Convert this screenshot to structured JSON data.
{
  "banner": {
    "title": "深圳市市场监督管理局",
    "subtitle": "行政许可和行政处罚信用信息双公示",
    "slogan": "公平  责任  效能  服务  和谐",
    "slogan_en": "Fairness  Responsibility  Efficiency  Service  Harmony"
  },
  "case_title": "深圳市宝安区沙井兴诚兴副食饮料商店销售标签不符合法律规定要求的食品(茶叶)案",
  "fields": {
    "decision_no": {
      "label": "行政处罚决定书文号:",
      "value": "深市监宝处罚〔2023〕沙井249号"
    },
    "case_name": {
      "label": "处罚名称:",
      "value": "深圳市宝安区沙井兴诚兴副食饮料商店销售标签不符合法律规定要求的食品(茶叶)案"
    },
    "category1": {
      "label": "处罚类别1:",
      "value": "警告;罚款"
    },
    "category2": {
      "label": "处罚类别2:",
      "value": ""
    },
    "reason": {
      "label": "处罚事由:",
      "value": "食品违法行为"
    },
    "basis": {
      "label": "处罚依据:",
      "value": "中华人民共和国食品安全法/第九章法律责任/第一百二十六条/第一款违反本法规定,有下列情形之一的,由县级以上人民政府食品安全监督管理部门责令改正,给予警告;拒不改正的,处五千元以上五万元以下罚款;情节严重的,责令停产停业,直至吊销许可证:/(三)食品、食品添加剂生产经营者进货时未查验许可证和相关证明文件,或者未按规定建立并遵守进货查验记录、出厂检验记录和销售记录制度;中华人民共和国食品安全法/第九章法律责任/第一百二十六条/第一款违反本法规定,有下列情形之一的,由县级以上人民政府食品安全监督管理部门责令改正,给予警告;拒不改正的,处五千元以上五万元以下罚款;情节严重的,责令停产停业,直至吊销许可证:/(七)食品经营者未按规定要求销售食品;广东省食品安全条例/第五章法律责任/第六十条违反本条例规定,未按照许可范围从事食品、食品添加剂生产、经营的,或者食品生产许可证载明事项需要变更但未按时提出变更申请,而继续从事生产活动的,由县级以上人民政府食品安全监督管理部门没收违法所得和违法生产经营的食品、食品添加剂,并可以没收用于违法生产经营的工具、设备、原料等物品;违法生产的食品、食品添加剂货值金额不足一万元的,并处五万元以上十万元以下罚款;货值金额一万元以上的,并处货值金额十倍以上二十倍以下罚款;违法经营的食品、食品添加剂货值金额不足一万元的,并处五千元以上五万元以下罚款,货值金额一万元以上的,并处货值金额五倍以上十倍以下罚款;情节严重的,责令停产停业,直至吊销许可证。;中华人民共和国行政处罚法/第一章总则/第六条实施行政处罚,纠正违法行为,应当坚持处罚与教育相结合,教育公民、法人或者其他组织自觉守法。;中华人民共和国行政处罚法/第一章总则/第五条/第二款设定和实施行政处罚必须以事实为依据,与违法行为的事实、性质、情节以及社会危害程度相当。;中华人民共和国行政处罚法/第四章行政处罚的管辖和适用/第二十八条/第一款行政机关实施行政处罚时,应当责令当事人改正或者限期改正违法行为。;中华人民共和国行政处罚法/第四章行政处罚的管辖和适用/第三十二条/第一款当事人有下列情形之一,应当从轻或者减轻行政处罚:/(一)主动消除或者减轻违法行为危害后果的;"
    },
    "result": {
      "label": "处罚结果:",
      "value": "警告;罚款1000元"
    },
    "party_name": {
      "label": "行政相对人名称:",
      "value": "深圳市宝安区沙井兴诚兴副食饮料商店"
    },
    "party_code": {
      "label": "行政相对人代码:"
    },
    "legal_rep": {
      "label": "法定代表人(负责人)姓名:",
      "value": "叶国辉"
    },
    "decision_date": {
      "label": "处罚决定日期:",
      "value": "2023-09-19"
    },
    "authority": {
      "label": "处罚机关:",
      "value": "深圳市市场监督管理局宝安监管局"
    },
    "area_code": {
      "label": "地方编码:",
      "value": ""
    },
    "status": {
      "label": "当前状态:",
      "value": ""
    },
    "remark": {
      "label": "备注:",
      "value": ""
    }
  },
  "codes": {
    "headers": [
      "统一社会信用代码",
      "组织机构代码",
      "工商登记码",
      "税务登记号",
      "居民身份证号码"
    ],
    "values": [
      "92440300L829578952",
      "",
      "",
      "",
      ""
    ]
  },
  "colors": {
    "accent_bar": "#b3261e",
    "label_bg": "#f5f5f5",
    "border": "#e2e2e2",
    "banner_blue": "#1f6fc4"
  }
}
* * * * * * *
# BRIEF
Give every line of the material again, exactly as it reads.

# COMPLETE RESPONSE
Convert this screenshot to structured JSON data.
{
  "banner": {
    "title": "深圳市市场监督管理局",
    "subtitle": "行政许可和行政处罚信用信息双公示",
    "slogan": "公平  责任  效能  服务  和谐",
    "slogan_en": "Fairness  Responsibility  Efficiency  Service  Harmony"
  },
  "case_title": "深圳市宝安区沙井兴诚兴副食饮料商店销售标签不符合法律规定要求的食品(茶叶)案",
  "fields": {
    "decision_no": {
      "label": "行政处罚决定书文号:",
      "value": "深市监宝处罚〔2023〕沙井249号"
    },
    "case_name": {
      "label": "处罚名称:",
      "value": "深圳市宝安区沙井兴诚兴副食饮料商店销售标签不符合法律规定要求的食品(茶叶)案"
    },
    "category1": {
      "label": "处罚类别1:",
      "value": "警告;罚款"
    },
    "category2": {
      "label": "处罚类别2:",
      "value": ""
    },
    "reason": {
      "label": "处罚事由:",
      "value": "食品违法行为"
    },
    "basis": {
      "label": "处罚依据:",
      "value": "中华人民共和国食品安全法/第九章法律责任/第一百二十六条/第一款违反本法规定,有下列情形之一的,由县级以上人民政府食品安全监督管理部门责令改正,给予警告;拒不改正的,处五千元以上五万元以下罚款;情节严重的,责令停产停业,直至吊销许可证:/(三)食品、食品添加剂生产经营者进货时未查验许可证和相关证明文件,或者未按规定建立并遵守进货查验记录、出厂检验记录和销售记录制度;中华人民共和国食品安全法/第九章法律责任/第一百二十六条/第一款违反本法规定,有下列情形之一的,由县级以上人民政府食品安全监督管理部门责令改正,给予警告;拒不改正的,处五千元以上五万元以下罚款;情节严重的,责令停产停业,直至吊销许可证:/(七)食品经营者未按规定要求销售食品;广东省食品安全条例/第五章法律责任/第六十条违反本条例规定,未按照许可范围从事食品、食品添加剂生产、经营的,或者食品生产许可证载明事项需要变更但未按时提出变更申请,而继续从事生产活动的,由县级以上人民政府食品安全监督管理部门没收违法所得和违法生产经营的食品、食品添加剂,并可以没收用于违法生产经营的工具、设备、原料等物品;违法生产的食品、食品添加剂货值金额不足一万元的,并处五万元以上十万元以下罚款;货值金额一万元以上的,并处货值金额十倍以上二十倍以下罚款;违法经营的食品、食品添加剂货值金额不足一万元的,并处五千元以上五万元以下罚款,货值金额一万元以上的,并处货值金额五倍以上十倍以下罚款;情节严重的,责令停产停业,直至吊销许可证。;中华人民共和国行政处罚法/第一章总则/第六条实施行政处罚,纠正违法行为,应当坚持处罚与教育相结合,教育公民、法人或者其他组织自觉守法。;中华人民共和国行政处罚法/第一章总则/第五条/第二款设定和实施行政处罚必须以事实为依据,与违法行为的事实、性质、情节以及社会危害程度相当。;中华人民共和国行政处罚法/第四章行政处罚的管辖和适用/第二十八条/第一款行政机关实施行政处罚时,应当责令当事人改正或者限期改正违法行为。;中华人民共和国行政处罚法/第四章行政处罚的管辖和适用/第三十二条/第一款当事人有下列情形之一,应当从轻或者减轻行政处罚:/(一)主动消除或者减轻违法行为危害后果的;"
    },
    "result": {
      "label": "处罚结果:",
      "value": "警告;罚款1000元"
    },
    "party_name": {
      "label": "行政相对人名称:",
      "value": "深圳市宝安区沙井兴诚兴副食饮料商店"
    },
    "party_code": {
      "label": "行政相对人代码:"
    },
    "legal_rep": {
      "label": "法定代表人(负责人)姓名:",
      "value": "叶国辉"
    },
    "decision_date": {
      "label": "处罚决定日期:",
      "value": "2023-09-19"
    },
    "authority": {
      "label": "处罚机关:",
      "value": "深圳市市场监督管理局宝安监管局"
    },
    "area_code": {
      "label": "地方编码:",
      "value": ""
    },
    "status": {
      "label": "当前状态:",
      "value": ""
    },
    "remark": {
      "label": "备注:",
      "value": ""
    }
  },
  "codes": {
    "headers": [
      "统一社会信用代码",
      "组织机构代码",
      "工商登记码",
      "税务登记号",
      "居民身份证号码"
    ],
    "values": [
      "92440300L829578952",
      "",
      "",
      "",
      ""
    ]
  },
  "colors": {
    "accent_bar": "#b3261e",
    "label_bg": "#f5f5f5",
    "border": "#e2e2e2",
    "banner_blue": "#1f6fc4"
  }
}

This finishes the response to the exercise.